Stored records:
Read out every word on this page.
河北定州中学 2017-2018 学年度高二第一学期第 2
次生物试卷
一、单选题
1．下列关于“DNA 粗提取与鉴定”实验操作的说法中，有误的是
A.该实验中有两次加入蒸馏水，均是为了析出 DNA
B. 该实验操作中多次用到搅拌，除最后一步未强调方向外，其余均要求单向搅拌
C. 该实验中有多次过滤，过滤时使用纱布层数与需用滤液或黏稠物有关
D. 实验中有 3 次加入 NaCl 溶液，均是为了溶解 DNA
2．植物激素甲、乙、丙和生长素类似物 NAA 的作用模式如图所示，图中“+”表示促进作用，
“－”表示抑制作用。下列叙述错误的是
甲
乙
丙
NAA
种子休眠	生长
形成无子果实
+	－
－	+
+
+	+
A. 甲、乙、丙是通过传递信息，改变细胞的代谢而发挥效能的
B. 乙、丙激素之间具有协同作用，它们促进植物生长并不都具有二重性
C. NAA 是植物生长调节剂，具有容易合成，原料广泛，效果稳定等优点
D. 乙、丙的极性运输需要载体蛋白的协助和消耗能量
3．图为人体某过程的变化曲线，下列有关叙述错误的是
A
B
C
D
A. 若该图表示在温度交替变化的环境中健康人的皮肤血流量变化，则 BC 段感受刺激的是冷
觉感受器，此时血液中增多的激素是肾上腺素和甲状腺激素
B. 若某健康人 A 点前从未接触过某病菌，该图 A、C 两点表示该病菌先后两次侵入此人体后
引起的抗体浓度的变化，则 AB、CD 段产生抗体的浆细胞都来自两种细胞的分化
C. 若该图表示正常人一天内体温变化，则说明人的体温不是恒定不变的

▶ **The task**
Go through the material above line by line and copy it exactly.

▶ **Exercise solution**
Read out every word on this page.
河北定州中学 2017-2018 学年度高二第一学期第 2
次生物试卷
一、单选题
1．下列关于“DNA 粗提取与鉴定”实验操作的说法中，有误的是
A.该实验中有两次加入蒸馏水，均是为了析出 DNA
B. 该实验操作中多次用到搅拌，除最后一步未强调方向外，其余均要求单向搅拌
C. 该实验中有多次过滤，过滤时使用纱布层数与需用滤液或黏稠物有关
D. 实验中有 3 次加入 NaCl 溶液，均是为了溶解 DNA
2．植物激素甲、乙、丙和生长素类似物 NAA 的作用模式如图所示，图中“+”表示促进作用，
“－”表示抑制作用。下列叙述错误的是
甲
乙
丙
NAA
种子休眠	生长
形成无子果实
+	－
－	+
+
+	+
A. 甲、乙、丙是通过传递信息，改变细胞的代谢而发挥效能的
B. 乙、丙激素之间具有协同作用，它们促进植物生长并不都具有二重性
C. NAA 是植物生长调节剂，具有容易合成，原料广泛，效果稳定等优点
D. 乙、丙的极性运输需要载体蛋白的协助和消耗能量
3．图为人体某过程的变化曲线，下列有关叙述错误的是
A
B
C
D
A. 若该图表示在温度交替变化的环境中健康人的皮肤血流量变化，则 BC 段感受刺激的是冷
觉感受器，此时血液中增多的激素是肾上腺素和甲状腺激素
B. 若某健康人 A 点前从未接触过某病菌，该图 A、C 两点表示该病菌先后两次侵入此人体后
引起的抗体浓度的变化，则 AB、CD 段产生抗体的浆细胞都来自两种细胞的分化
C. 若该图表示正常人一天内体温变化，则说明人的体温不是恒定不变的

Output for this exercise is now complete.